━━━ Data rows
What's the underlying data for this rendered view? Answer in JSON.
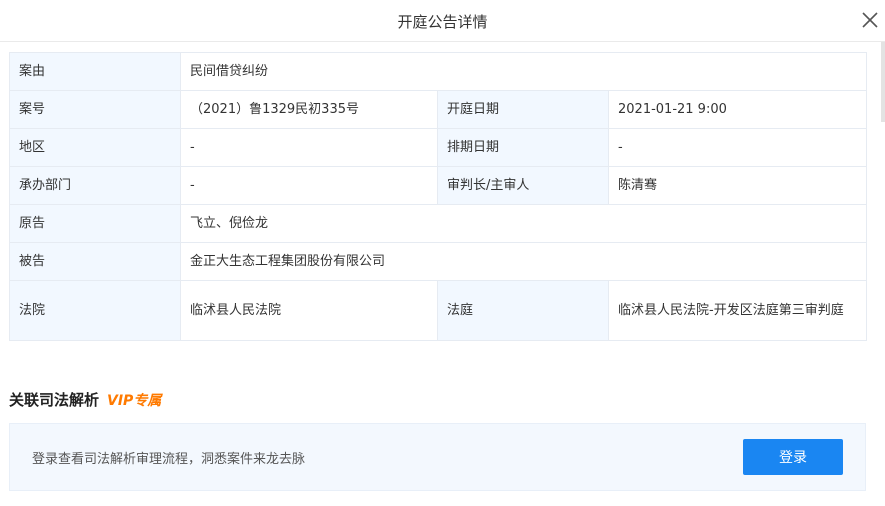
{
  "dialog": {
    "title": "开庭公告详情"
  },
  "detail": {
    "case_reason_label": "案由",
    "case_reason_value": "民间借贷纠纷",
    "case_no_label": "案号",
    "case_no_value": "（2021）鲁1329民初335号",
    "hearing_date_label": "开庭日期",
    "hearing_date_value": "2021-01-21 9:00",
    "region_label": "地区",
    "region_value": "-",
    "schedule_date_label": "排期日期",
    "schedule_date_value": "-",
    "department_label": "承办部门",
    "department_value": "-",
    "judge_label": "审判长/主审人",
    "judge_value": "陈清骞",
    "plaintiff_label": "原告",
    "plaintiff_value": "飞立、倪俭龙",
    "defendant_label": "被告",
    "defendant_value": "金正大生态工程集团股份有限公司",
    "court_label": "法院",
    "court_value": "临沭县人民法院",
    "courtroom_label": "法庭",
    "courtroom_value": "临沭县人民法院-开发区法庭第三审判庭"
  },
  "analysis": {
    "title": "关联司法解析",
    "vip_badge": "VIP专属",
    "prompt": "登录查看司法解析审理流程，洞悉案件来龙去脉",
    "login_label": "登录"
  },
  "colors": {
    "label_bg": "#f2f8ff",
    "accent_blue": "#1a86f2",
    "vip_orange": "#ff7a00"
  }
}
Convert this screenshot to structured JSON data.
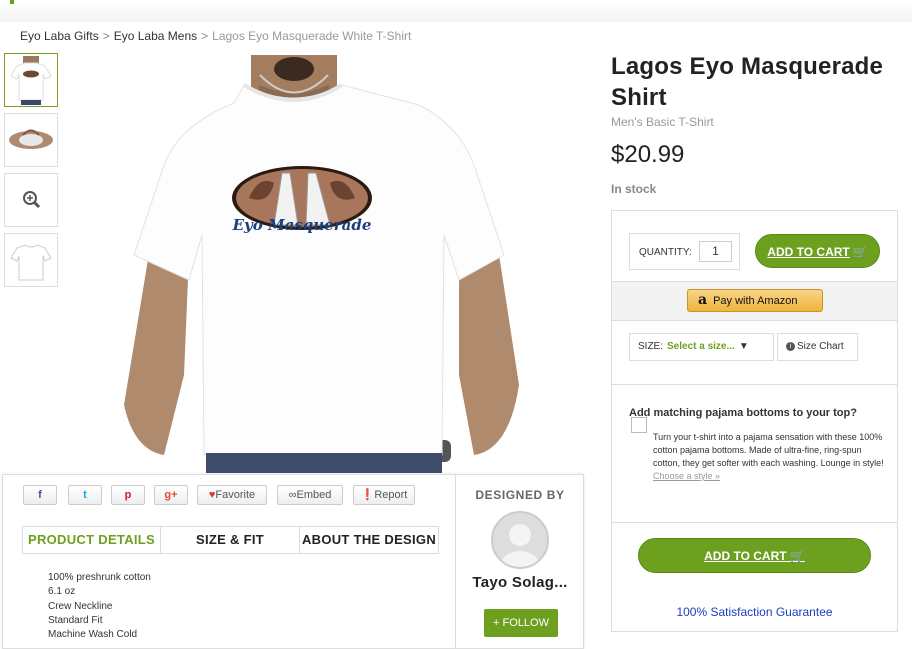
{
  "breadcrumb": {
    "items": [
      "Eyo Laba Gifts",
      "Eyo Laba Mens"
    ],
    "separator": ">",
    "current": "Lagos Eyo Masquerade White T-Shirt"
  },
  "product": {
    "title": "Lagos Eyo Masquerade Shirt",
    "subtitle": "Men's Basic T-Shirt",
    "price": "$20.99",
    "stock": "In stock",
    "design_text": "Eyo Masquerade"
  },
  "thumbnails": [
    {
      "name": "front-view",
      "active": true
    },
    {
      "name": "design-view",
      "active": false
    },
    {
      "name": "zoom",
      "active": false,
      "icon": "zoom-icon"
    },
    {
      "name": "outline-view",
      "active": false
    }
  ],
  "buybox": {
    "quantity_label": "QUANTITY:",
    "quantity_value": "1",
    "add_to_cart": "ADD TO CART",
    "pay_with_amazon": "Pay with Amazon",
    "amazon_logo": "a",
    "size_label": "SIZE:",
    "size_value": "Select a size...",
    "size_arrow": "▼",
    "size_chart": "Size Chart",
    "pajama_heading": "Add matching pajama bottoms to your top?",
    "pajama_text": "Turn your t-shirt into a pajama sensation with these 100% cotton pajama bottoms. Made of ultra-fine, ring-spun cotton, they get softer with each washing. Lounge in style!",
    "pajama_link": "Choose a style »",
    "add_to_cart_2": "ADD TO CART",
    "guarantee": "100% Satisfaction Guarantee",
    "accent_color": "#6ea01f"
  },
  "social": {
    "facebook": "f",
    "twitter": "t",
    "pinterest": "p",
    "googleplus": "g+",
    "favorite": "Favorite",
    "embed": "Embed",
    "report": "Report"
  },
  "tabs": [
    "PRODUCT DETAILS",
    "SIZE & FIT",
    "ABOUT THE DESIGN"
  ],
  "details": [
    "100% preshrunk cotton",
    "6.1 oz",
    "Crew Neckline",
    "Standard Fit",
    "Machine Wash Cold"
  ],
  "designer": {
    "heading": "DESIGNED BY",
    "name": "Tayo Solag...",
    "follow": "+ FOLLOW"
  }
}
━━━━━━
[Exercise] Leave the pictures out and print the records above exactly as they stand.

[Solved problem]
What's the underlying data for this rendered view? Answer in JSON.
{
  "dialog": {
    "title": "开庭公告详情"
  },
  "detail": {
    "case_reason_label": "案由",
    "case_reason_value": "民间借贷纠纷",
    "case_no_label": "案号",
    "case_no_value": "（2021）鲁1329民初335号",
    "hearing_date_label": "开庭日期",
    "hearing_date_value": "2021-01-21 9:00",
    "region_label": "地区",
    "region_value": "-",
    "schedule_date_label": "排期日期",
    "schedule_date_value": "-",
    "department_label": "承办部门",
    "department_value": "-",
    "judge_label": "审判长/主审人",
    "judge_value": "陈清骞",
    "plaintiff_label": "原告",
    "plaintiff_value": "飞立、倪俭龙",
    "defendant_label": "被告",
    "defendant_value": "金正大生态工程集团股份有限公司",
    "court_label": "法院",
    "court_value": "临沭县人民法院",
    "courtroom_label": "法庭",
    "courtroom_value": "临沭县人民法院-开发区法庭第三审判庭"
  },
  "analysis": {
    "title": "关联司法解析",
    "vip_badge": "VIP专属",
    "prompt": "登录查看司法解析审理流程，洞悉案件来龙去脉",
    "login_label": "登录"
  },
  "colors": {
    "label_bg": "#f2f8ff",
    "accent_blue": "#1a86f2",
    "vip_orange": "#ff7a00"
  }
}
Convert this screenshot to structured JSON data.
{
  "breadcrumb": {
    "items": [
      "Eyo Laba Gifts",
      "Eyo Laba Mens"
    ],
    "separator": ">",
    "current": "Lagos Eyo Masquerade White T-Shirt"
  },
  "product": {
    "title": "Lagos Eyo Masquerade Shirt",
    "subtitle": "Men's Basic T-Shirt",
    "price": "$20.99",
    "stock": "In stock",
    "design_text": "Eyo Masquerade"
  },
  "thumbnails": [
    {
      "name": "front-view",
      "active": true
    },
    {
      "name": "design-view",
      "active": false
    },
    {
      "name": "zoom",
      "active": false,
      "icon": "zoom-icon"
    },
    {
      "name": "outline-view",
      "active": false
    }
  ],
  "buybox": {
    "quantity_label": "QUANTITY:",
    "quantity_value": "1",
    "add_to_cart": "ADD TO CART",
    "pay_with_amazon": "Pay with Amazon",
    "amazon_logo": "a",
    "size_label": "SIZE:",
    "size_value": "Select a size...",
    "size_arrow": "▼",
    "size_chart": "Size Chart",
    "pajama_heading": "Add matching pajama bottoms to your top?",
    "pajama_text": "Turn your t-shirt into a pajama sensation with these 100% cotton pajama bottoms. Made of ultra-fine, ring-spun cotton, they get softer with each washing. Lounge in style!",
    "pajama_link": "Choose a style »",
    "add_to_cart_2": "ADD TO CART",
    "guarantee": "100% Satisfaction Guarantee",
    "accent_color": "#6ea01f"
  },
  "social": {
    "facebook": "f",
    "twitter": "t",
    "pinterest": "p",
    "googleplus": "g+",
    "favorite": "Favorite",
    "embed": "Embed",
    "report": "Report"
  },
  "tabs": [
    "PRODUCT DETAILS",
    "SIZE & FIT",
    "ABOUT THE DESIGN"
  ],
  "details": [
    "100% preshrunk cotton",
    "6.1 oz",
    "Crew Neckline",
    "Standard Fit",
    "Machine Wash Cold"
  ],
  "designer": {
    "heading": "DESIGNED BY",
    "name": "Tayo Solag...",
    "follow": "+ FOLLOW"
  }
}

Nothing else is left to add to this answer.